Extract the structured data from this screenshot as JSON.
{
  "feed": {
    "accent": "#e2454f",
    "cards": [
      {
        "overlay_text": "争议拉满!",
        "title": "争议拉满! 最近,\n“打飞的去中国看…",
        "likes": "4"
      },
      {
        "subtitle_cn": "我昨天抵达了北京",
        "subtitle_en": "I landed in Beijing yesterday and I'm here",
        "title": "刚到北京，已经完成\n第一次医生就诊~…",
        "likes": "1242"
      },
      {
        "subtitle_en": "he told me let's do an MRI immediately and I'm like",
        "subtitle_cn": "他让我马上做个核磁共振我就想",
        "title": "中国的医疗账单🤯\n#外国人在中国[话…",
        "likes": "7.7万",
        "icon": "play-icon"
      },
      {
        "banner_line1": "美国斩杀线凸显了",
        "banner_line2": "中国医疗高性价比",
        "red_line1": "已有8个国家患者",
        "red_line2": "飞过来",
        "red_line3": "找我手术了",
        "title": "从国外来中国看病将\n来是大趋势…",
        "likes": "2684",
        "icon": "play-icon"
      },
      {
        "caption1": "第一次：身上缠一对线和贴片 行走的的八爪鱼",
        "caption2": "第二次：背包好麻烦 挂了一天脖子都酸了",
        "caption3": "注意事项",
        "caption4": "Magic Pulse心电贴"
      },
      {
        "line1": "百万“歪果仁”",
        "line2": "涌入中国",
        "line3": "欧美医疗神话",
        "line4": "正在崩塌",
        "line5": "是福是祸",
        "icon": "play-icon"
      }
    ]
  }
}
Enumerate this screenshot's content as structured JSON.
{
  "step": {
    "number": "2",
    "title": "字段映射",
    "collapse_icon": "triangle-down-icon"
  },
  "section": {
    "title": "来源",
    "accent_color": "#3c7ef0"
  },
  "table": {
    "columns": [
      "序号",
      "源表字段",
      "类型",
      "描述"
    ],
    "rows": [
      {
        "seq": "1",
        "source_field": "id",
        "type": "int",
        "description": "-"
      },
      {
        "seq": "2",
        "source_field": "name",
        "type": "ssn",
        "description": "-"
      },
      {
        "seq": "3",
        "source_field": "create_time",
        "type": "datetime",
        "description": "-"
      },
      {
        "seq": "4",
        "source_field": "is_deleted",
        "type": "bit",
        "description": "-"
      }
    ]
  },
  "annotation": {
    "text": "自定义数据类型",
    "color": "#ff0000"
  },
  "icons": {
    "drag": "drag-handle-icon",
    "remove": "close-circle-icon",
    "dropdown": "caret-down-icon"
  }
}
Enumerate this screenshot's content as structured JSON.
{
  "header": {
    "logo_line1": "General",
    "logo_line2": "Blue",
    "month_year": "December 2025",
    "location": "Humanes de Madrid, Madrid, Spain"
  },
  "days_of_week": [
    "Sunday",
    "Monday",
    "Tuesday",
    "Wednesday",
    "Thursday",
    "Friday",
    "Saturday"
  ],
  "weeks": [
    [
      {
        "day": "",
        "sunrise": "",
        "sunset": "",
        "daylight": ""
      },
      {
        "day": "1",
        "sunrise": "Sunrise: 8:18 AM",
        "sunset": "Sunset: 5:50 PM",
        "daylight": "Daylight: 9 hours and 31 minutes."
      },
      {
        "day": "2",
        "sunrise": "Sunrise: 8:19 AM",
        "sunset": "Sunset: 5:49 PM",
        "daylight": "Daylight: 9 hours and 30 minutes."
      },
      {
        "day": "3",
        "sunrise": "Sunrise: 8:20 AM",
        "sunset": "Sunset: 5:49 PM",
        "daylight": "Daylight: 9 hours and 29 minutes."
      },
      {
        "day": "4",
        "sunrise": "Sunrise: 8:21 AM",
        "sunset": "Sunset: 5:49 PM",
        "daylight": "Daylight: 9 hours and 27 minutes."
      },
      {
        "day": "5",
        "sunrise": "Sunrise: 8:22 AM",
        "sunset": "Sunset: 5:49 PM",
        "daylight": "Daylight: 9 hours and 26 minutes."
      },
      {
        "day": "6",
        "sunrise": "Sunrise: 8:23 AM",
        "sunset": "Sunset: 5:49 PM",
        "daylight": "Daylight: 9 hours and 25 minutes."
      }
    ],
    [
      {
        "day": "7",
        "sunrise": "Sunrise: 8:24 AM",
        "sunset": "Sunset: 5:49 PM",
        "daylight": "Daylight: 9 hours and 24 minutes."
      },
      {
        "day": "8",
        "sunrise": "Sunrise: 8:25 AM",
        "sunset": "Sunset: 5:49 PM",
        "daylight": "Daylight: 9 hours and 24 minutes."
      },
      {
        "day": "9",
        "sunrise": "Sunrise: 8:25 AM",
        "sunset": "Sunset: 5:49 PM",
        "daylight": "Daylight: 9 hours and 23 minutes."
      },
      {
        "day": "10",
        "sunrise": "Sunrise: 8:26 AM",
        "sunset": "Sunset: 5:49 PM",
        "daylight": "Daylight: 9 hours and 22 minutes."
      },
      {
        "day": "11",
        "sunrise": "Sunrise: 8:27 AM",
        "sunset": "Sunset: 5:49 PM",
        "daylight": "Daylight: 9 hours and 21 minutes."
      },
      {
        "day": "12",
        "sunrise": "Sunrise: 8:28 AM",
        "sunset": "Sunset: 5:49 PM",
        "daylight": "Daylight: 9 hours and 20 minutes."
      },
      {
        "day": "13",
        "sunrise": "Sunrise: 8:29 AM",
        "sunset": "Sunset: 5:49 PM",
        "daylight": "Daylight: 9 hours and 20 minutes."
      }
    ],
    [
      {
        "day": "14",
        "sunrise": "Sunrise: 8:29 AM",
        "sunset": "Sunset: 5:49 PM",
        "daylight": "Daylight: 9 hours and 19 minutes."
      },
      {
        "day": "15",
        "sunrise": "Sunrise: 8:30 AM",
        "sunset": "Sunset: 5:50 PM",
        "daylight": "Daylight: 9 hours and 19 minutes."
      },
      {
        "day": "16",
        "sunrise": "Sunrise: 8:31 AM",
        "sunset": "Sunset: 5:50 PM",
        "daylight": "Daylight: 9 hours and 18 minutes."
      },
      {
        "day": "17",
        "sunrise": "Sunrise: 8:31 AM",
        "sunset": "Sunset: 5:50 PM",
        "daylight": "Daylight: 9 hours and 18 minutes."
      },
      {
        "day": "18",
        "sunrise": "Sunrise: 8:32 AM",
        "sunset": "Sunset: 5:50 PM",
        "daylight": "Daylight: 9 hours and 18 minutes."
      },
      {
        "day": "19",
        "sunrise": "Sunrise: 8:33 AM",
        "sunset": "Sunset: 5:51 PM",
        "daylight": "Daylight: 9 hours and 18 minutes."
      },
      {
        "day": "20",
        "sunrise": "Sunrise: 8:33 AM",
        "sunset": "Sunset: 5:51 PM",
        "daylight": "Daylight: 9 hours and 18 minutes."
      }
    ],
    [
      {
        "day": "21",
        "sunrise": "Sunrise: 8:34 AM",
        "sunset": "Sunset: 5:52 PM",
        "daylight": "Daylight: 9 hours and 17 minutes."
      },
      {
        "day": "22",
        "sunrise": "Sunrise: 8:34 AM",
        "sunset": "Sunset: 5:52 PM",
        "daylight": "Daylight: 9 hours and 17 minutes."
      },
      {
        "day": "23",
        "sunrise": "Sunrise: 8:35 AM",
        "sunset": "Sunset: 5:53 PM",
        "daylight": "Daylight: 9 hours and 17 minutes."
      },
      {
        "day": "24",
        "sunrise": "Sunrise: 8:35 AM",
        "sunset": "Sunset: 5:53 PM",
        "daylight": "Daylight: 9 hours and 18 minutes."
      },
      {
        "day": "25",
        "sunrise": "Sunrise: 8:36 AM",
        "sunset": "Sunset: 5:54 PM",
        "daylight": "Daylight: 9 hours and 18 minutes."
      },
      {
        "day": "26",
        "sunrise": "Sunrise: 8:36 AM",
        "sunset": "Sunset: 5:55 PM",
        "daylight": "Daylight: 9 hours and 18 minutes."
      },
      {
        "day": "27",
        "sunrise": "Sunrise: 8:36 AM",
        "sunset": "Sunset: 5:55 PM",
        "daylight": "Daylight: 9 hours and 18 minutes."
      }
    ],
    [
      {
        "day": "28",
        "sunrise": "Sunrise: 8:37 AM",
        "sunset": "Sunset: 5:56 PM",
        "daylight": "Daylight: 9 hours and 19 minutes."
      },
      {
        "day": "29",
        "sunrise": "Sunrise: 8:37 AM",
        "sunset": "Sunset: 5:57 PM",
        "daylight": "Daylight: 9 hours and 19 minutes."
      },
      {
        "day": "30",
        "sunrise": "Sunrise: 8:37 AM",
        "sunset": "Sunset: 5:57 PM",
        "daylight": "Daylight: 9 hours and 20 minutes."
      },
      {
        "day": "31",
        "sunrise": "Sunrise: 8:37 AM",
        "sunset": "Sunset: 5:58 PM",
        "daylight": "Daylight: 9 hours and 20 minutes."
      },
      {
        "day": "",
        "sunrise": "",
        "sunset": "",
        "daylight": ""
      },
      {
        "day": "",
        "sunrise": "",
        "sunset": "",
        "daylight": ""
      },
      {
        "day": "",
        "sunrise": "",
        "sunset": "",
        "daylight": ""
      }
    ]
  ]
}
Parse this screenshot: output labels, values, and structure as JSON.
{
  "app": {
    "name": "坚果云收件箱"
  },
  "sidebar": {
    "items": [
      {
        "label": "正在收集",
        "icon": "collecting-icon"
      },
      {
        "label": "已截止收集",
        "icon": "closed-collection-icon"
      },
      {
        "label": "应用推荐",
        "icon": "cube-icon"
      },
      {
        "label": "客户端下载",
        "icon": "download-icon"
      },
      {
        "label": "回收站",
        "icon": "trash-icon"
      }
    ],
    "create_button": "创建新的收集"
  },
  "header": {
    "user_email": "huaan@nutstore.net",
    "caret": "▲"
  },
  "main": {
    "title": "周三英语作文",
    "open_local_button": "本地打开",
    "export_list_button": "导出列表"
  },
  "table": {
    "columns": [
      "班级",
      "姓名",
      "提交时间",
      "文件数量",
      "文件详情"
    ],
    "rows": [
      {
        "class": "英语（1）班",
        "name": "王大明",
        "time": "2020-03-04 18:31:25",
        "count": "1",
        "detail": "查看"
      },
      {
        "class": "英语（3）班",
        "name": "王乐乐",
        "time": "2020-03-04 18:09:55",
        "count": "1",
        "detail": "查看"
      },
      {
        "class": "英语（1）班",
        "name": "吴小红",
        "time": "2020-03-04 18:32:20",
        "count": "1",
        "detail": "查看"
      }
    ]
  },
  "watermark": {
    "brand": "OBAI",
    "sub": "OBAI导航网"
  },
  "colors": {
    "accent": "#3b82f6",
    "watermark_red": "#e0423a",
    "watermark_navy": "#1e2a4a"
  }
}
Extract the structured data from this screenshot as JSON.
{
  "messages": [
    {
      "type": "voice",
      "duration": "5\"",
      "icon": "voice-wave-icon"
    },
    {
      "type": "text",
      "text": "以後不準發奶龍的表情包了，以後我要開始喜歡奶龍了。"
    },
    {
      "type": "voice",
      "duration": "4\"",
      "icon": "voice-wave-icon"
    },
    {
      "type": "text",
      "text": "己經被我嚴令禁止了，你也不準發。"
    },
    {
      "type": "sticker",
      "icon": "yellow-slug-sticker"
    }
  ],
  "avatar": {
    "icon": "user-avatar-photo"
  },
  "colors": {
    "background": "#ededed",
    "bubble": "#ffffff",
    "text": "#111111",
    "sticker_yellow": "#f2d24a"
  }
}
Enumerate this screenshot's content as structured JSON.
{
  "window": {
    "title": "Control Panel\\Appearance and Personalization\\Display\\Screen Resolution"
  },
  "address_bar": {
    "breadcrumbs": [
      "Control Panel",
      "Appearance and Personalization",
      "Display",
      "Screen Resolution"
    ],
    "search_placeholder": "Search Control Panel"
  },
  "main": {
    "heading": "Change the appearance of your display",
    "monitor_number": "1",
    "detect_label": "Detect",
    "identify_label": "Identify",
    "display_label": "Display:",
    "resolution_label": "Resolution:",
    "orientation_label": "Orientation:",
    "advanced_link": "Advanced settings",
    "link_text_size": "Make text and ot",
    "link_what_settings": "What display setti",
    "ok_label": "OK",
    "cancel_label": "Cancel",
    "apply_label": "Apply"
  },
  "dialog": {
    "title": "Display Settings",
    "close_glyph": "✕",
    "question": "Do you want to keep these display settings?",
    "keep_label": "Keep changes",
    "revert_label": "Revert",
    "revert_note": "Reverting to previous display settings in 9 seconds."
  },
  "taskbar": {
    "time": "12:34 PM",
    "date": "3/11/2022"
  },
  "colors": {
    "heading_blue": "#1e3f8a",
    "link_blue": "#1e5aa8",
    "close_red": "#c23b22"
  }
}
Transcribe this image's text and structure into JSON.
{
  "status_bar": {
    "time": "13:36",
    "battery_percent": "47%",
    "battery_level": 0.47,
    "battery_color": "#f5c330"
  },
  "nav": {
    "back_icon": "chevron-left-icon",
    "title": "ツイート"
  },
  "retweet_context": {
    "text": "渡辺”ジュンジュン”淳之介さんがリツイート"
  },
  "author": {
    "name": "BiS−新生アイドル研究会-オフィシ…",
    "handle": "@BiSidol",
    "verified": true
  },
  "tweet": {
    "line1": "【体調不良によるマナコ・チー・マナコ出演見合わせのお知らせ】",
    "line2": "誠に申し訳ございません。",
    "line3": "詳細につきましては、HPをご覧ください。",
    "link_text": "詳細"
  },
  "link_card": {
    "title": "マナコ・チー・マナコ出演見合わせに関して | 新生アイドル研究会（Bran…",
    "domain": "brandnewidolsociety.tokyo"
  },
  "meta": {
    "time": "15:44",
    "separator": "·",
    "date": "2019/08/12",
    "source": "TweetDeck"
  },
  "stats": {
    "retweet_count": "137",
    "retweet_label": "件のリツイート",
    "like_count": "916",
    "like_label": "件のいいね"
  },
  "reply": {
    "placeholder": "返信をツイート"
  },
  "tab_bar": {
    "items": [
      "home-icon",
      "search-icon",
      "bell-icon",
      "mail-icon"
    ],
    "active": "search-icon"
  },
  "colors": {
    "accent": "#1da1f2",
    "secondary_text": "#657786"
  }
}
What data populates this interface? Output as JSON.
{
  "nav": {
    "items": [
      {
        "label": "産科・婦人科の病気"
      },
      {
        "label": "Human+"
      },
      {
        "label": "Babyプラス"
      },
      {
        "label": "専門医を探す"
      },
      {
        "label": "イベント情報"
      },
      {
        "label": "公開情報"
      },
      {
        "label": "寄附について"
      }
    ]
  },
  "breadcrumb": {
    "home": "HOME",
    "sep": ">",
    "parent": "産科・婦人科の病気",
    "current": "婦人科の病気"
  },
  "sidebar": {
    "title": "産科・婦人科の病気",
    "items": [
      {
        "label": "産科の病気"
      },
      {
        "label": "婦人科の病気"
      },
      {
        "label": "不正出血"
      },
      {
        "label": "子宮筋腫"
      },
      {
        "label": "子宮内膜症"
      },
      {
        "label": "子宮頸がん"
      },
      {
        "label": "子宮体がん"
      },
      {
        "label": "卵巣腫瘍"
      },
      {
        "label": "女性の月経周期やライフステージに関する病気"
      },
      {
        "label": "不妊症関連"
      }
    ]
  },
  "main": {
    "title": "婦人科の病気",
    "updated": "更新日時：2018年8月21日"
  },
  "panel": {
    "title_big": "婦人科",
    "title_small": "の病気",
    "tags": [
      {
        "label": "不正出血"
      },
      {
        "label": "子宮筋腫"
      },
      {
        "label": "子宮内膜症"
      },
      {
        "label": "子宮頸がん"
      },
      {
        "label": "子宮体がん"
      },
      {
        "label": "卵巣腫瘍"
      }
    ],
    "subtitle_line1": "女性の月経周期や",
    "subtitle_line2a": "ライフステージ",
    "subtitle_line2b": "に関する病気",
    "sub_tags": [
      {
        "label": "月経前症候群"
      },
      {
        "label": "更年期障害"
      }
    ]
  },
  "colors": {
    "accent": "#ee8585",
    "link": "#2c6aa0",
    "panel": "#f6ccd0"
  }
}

- - -

■ WHAT IS EXPECTED ■
Return each line of the data that contains the string "婦人科の病気".

■ RESULT OF THIS TASK ■
        "label": "産科・婦人科の病気"
    "parent": "産科・婦人科の病気",
    "current": "婦人科の病気"
    "title": "産科・婦人科の病気",
        "label": "婦人科の病気"
    "title": "婦人科の病気",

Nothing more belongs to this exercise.